▸ **Trecho do texto**:
********************
Na era do anti-heroismo, a nova série noitaminA surge para pincelar este quadro com mais tons de cinza.
Jovens e crianças perturbadas que promovem massacres e atentados, o que as movem e o que buscam? Independentemente do que as move, um fator semelhante em todos os casos é o de que estes atentados buscam promover, chamar a atenção para alguma coisa. Insatisfação, vingança, estrelado mórbido, reafirmação, etc. e etc. Outra coisa muito comum nestes casos é: os envolvidos nestes atos bárbaros tendem a surpreender as pessoas mais próximas a eles. Oh, ele era tão calmo e tranquilo, hoje mesmo estava sorrindo com a gente. Como é possível? – Uma outra vertente seria: faz sentindo, aquela pessoa não saia de casa, era antissocial e introspectiva, vivia no computador e adorava jogos violentos.
A capacidade de manter a aparente calma ante a iminência do ato e após também, provavelmente deve ser algo que fascinam psicólogos e psiquiatras. Toda essa introdução sobre o assunto é porque um dos animes de maior hype na temporada, dirigido por Shinichiro Watanabe (Space Dandy, Cowboy Bebop) e com trilha sonora de Yoko Kanno (Wolf’s Rain, Ghost in the Shell), acabou de estrear, e dudes, que episódio de estreia FODA!!! Não vou ficar em cima do muro ou receosa em confessar que emocionalmente o episódio de Aldnoah Zero me impactou mais, mas por outro lado este episódio de Zankyou no Terror (com o titulo oficial de Terror in Ressonance aqui no ocidente, mas ao pé da letra se traduz como Echo's Terror ou Echo of Terror. Imagino que seja um duplo sentido referente à história) me envolveu completamente durante 23 minutos, onde fiquei submersa sem pensar em mais nada.
********************
(Registros de uma coleta de dados)
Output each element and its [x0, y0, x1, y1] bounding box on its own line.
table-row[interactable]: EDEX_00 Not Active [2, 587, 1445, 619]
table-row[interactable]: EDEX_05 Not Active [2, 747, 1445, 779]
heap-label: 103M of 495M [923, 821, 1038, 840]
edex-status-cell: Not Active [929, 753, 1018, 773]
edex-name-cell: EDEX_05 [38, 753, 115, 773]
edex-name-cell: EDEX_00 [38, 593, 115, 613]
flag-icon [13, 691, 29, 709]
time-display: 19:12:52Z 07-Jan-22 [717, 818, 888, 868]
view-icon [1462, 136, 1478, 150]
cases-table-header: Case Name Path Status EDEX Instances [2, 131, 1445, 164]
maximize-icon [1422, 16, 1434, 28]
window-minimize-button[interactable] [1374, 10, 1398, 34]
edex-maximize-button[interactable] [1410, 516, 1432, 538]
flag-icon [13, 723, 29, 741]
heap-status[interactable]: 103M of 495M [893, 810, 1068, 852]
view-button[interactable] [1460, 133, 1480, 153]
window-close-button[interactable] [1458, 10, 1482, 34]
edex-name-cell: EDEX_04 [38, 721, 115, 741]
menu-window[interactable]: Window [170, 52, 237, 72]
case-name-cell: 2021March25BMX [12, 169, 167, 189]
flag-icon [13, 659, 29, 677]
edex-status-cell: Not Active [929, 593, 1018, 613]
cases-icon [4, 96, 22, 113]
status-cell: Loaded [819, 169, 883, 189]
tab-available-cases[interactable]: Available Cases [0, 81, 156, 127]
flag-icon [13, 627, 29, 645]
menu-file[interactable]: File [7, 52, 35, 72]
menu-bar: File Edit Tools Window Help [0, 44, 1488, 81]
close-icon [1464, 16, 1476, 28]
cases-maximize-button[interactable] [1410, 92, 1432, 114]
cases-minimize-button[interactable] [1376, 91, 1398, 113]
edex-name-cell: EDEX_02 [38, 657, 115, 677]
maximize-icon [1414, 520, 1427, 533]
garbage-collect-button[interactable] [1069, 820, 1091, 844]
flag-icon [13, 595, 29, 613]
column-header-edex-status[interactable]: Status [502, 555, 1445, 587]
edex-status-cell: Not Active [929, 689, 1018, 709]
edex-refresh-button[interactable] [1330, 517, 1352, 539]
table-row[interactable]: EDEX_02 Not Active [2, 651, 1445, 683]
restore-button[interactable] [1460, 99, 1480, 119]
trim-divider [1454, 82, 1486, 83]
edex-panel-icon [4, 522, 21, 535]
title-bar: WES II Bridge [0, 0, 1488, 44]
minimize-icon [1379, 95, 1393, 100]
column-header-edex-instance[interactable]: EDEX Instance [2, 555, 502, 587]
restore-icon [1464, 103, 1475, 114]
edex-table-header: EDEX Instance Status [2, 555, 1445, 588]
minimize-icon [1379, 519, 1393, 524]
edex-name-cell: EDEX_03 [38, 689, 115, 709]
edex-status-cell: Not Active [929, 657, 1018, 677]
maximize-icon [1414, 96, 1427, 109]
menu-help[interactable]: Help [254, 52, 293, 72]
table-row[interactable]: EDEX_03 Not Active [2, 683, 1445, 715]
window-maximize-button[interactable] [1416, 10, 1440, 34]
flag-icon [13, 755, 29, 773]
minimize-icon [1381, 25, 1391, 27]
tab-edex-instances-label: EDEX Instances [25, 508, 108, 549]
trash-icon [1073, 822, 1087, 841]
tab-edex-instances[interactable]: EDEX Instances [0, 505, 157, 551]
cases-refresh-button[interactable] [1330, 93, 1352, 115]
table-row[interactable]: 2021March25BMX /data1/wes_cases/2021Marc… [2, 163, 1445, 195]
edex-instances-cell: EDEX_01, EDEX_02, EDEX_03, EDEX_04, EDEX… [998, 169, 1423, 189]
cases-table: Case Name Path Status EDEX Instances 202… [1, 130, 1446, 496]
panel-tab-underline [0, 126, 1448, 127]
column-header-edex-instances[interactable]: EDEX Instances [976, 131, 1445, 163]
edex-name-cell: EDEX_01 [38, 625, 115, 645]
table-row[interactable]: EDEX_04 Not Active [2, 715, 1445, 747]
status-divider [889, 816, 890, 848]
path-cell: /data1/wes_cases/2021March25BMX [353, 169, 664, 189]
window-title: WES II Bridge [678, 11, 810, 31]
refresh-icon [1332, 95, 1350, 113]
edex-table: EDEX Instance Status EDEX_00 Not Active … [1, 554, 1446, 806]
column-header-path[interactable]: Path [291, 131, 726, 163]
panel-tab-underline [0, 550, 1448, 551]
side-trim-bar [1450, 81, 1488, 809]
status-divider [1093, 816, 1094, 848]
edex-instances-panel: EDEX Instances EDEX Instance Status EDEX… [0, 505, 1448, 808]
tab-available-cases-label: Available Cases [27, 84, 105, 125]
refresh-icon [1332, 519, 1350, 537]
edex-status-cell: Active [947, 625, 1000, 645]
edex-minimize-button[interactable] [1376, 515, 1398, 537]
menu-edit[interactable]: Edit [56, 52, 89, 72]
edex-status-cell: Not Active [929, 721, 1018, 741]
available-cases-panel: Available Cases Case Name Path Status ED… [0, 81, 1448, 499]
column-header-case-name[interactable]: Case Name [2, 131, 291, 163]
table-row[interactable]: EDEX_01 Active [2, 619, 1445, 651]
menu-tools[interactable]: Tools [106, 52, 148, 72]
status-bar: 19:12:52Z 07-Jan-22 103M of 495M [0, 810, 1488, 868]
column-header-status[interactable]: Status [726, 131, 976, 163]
********************
Reescreva o trecho do texto sobre o anime que começa nas palavras "Na era do anti-heroismo, a" e termina depois de "adorava jogos violentos.", trocando "atentados" por "ataques".

Na era do anti-heroismo, a nova série noitaminA surge para pincelar este quadro com mais tons de cinza.
Jovens e crianças perturbadas que promovem massacres e ataques, o que as movem e o que buscam? Independentemente do que as move, um fator semelhante em todos os casos é o de que estes ataques buscam promover, chamar a atenção para alguma coisa. Insatisfação, vingança, estrelado mórbido, reafirmação, etc. e etc. Outra coisa muito comum nestes casos é: os envolvidos nestes atos bárbaros tendem a surpreender as pessoas mais próximas a eles. Oh, ele era tão calmo e tranquilo, hoje mesmo estava sorrindo com a gente. Como é possível? – Uma outra vertente seria: faz sentindo, aquela pessoa não saia de casa, era antissocial e introspectiva, vivia no computador e adorava jogos violentos.